What the task asks
Search the records that follow and extract every line containing the string "type".

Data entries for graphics
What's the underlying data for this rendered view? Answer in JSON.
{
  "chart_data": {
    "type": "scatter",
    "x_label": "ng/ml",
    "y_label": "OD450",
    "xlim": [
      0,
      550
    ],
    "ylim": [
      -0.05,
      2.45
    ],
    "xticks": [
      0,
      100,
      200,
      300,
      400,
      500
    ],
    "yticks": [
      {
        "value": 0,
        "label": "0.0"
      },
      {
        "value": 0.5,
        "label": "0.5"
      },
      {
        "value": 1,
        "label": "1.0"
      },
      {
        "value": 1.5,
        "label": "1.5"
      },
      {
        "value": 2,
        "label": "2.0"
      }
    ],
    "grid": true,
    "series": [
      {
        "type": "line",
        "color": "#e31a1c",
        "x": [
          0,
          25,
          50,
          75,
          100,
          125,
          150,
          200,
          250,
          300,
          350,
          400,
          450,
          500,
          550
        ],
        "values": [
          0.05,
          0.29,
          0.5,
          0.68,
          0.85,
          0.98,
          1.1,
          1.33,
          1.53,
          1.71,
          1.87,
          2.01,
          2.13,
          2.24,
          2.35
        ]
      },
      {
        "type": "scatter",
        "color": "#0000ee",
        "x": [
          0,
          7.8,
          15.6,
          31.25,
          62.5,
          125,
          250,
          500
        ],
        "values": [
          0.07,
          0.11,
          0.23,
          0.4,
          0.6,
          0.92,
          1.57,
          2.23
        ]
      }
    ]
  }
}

Answer to this task
    "type": "scatter",
        "type": "line",
        "type": "scatter",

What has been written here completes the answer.